- EXTRAIT
○ ○ ○ ○ ○ ○ ○

Figure 3 : Module accélérateur montrant le placement des composants de puissance placés latéralement puis verticalement pour minimiser les pertes de PDN :
Vicor estime qu’une architecture VPD factorisée peut économiser environ 100 watts par module accélérateur par rapport à la distribution de l’alimentation latérale traditionnelle (TLVR). Il convient d’ailleurs de garder à l’esprit que les superordinateurs d’IA sont alimentés essentiellement en continu (en d’autres termes, ils ne sont jamais éteints). En faisant une projection raisonnable du nombre de centre de données genAI en fonctionnement dans le monde d’ici 2027, Vicor estime une économie accumulée en térawatts équivalente à plusieurs milliards de dollars de coût d’énergie électrique et de plusieurs millions de tonnes de réduction des émissions annuelles de CO2 (en fonction du mix d’énergie renouvelable utilisé) et ce en continu.

○ ○ ○ ○ ○ ○ ○

- OBJECTIF DE L'EXERCICE
D'après l'extrait ci-dessus, répondez s'il vous plaît aux questions suivantes :
(a) Combien de watts par module accélérateur Vicor estime-t-il qu'une architecture VPD factorisée peut économiser ?
(b) Comment les superordinateurs d'IA sont-ils alimentés ?
(c) Pour quelle année Vicor projette-t-il le nombre de centres de données genAI en fonctionnement dans le monde ?

Données d'analyse de mise en page de documents:
○ ○ ○ ○ ○ ○ ○

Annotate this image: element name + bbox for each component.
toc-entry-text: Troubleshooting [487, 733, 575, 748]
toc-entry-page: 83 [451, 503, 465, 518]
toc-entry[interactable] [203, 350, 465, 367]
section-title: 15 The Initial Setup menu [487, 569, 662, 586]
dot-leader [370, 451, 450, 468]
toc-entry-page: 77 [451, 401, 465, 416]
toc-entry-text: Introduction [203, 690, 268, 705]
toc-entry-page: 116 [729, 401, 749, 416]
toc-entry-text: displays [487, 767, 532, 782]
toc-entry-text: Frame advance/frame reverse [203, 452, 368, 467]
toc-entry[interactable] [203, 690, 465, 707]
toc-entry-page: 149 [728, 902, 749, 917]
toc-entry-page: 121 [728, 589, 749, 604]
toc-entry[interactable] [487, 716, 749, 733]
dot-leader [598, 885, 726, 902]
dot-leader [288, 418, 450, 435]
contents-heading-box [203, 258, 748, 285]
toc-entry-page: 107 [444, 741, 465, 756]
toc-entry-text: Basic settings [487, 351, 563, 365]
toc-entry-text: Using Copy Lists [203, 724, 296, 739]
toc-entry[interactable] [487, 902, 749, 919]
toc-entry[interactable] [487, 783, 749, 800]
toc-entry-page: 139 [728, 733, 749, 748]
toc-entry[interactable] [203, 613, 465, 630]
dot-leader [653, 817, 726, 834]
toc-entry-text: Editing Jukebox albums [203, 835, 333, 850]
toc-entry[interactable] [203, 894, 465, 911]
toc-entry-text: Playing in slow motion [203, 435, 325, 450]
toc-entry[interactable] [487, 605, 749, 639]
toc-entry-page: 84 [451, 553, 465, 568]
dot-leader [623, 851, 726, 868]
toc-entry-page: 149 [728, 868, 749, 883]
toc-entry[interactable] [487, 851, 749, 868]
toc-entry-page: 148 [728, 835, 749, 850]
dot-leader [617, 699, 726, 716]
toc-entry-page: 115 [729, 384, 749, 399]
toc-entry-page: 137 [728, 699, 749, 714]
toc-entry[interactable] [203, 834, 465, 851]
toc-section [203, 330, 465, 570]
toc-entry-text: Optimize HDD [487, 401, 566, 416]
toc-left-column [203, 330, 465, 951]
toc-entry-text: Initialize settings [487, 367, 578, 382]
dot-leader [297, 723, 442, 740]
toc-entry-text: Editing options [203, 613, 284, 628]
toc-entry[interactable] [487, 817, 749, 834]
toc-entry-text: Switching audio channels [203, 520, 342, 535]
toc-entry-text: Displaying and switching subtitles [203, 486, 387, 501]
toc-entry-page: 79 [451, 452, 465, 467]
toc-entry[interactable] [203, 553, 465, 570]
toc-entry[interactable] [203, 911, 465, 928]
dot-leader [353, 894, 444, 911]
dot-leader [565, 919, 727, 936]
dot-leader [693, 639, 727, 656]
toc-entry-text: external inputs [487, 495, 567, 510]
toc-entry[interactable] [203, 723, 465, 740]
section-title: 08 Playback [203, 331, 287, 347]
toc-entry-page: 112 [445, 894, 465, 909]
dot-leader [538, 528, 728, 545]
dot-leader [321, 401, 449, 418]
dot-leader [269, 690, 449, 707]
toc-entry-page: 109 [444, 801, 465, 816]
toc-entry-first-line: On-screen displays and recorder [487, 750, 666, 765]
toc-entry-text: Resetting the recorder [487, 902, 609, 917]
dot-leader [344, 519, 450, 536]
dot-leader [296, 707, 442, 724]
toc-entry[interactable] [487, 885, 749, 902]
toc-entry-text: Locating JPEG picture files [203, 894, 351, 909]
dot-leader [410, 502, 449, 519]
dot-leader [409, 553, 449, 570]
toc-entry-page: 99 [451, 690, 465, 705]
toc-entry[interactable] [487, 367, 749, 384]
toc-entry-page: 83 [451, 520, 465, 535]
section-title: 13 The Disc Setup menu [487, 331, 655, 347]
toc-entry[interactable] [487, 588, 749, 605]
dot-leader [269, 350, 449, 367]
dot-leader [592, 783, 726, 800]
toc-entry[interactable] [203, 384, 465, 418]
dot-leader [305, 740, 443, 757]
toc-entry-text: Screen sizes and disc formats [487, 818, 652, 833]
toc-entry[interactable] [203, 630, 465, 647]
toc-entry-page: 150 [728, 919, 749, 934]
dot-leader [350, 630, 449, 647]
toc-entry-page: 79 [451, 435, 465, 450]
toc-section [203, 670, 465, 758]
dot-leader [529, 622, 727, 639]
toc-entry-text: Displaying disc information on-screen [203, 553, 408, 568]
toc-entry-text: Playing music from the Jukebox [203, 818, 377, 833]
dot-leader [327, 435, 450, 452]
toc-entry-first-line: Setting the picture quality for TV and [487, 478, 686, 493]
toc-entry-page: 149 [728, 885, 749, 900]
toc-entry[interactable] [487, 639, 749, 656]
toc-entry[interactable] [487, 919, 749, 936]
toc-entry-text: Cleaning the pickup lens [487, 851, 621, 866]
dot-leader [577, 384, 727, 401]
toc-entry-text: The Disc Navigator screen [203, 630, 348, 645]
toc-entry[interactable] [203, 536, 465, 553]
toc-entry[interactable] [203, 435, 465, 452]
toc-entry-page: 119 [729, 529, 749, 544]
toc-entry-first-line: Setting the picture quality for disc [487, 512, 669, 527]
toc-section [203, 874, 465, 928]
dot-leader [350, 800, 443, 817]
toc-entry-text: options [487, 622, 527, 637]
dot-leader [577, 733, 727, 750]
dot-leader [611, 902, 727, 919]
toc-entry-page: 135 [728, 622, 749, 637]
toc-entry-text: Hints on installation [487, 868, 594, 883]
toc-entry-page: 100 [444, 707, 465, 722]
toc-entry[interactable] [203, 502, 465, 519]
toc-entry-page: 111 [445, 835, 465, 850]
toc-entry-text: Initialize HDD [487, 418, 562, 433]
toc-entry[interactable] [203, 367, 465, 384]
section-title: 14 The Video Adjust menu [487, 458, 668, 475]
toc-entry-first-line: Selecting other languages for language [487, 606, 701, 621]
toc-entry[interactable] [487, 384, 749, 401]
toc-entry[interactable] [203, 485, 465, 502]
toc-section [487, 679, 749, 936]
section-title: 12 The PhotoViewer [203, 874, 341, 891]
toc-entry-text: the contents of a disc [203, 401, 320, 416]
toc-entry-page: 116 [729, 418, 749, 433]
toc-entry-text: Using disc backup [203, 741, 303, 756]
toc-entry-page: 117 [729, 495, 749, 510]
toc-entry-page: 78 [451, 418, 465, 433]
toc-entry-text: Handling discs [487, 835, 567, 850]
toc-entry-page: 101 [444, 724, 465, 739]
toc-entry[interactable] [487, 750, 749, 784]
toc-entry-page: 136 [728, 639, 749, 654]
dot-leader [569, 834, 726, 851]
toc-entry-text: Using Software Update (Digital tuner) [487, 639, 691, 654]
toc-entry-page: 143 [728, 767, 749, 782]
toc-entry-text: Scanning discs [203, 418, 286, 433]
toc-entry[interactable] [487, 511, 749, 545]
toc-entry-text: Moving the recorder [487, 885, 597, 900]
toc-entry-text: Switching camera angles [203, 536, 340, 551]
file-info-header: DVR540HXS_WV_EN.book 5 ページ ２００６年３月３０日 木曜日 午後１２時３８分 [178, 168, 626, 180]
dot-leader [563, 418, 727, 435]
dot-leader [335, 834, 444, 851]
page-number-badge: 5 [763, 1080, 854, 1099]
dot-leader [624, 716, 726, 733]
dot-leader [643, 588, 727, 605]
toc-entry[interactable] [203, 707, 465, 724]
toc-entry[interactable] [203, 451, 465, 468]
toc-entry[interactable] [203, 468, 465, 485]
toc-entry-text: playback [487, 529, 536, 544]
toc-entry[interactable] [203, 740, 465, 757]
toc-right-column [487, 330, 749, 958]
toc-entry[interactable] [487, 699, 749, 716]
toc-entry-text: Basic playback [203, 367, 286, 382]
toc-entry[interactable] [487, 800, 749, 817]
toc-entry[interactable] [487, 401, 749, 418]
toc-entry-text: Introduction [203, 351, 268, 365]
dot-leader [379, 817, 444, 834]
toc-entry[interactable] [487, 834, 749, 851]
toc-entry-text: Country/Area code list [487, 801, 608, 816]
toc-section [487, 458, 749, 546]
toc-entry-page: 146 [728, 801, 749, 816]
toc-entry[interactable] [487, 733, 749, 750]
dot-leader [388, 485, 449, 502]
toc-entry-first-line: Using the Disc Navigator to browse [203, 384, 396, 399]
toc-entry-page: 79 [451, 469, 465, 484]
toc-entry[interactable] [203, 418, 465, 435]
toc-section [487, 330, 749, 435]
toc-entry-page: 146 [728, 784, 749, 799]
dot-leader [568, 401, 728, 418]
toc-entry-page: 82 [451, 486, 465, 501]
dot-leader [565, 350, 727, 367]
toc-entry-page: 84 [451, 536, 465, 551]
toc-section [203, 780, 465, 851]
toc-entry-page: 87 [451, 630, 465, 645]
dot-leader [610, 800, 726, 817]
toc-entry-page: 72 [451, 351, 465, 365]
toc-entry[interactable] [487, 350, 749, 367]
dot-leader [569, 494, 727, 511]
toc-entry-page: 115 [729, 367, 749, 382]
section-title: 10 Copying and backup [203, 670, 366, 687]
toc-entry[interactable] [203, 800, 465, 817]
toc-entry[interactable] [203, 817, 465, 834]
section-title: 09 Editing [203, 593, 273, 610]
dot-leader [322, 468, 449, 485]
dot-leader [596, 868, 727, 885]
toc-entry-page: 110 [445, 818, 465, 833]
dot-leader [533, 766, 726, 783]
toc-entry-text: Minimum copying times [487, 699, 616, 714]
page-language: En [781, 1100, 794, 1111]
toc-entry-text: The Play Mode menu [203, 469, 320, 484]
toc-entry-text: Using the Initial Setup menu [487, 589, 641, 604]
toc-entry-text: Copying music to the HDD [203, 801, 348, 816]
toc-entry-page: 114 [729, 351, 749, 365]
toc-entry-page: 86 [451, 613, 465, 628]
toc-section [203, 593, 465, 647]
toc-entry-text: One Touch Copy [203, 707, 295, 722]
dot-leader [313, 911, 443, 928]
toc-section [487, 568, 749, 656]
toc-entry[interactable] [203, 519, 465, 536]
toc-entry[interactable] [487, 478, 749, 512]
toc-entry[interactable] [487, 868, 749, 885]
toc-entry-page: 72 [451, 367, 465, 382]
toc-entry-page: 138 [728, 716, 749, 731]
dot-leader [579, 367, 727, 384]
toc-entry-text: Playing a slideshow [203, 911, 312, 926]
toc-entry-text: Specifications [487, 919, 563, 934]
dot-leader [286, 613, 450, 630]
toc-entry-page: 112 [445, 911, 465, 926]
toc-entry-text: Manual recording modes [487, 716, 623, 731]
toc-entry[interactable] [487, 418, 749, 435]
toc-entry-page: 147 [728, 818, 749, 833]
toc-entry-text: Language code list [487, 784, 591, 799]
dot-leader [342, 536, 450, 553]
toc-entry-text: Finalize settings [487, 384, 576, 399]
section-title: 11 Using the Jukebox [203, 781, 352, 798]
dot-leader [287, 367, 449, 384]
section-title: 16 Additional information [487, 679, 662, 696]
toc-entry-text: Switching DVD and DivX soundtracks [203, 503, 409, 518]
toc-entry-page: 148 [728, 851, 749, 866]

○ ○ ○ ○ ○ ○ ○

- RÉPONSE ATTENDUE
(a) Environ 100 watts par module accélérateur, par rapport à la distribution de l'alimentation latérale traditionnelle (TLVR).
(b) Essentiellement en continu : ils ne sont jamais éteints.
(c) 2027.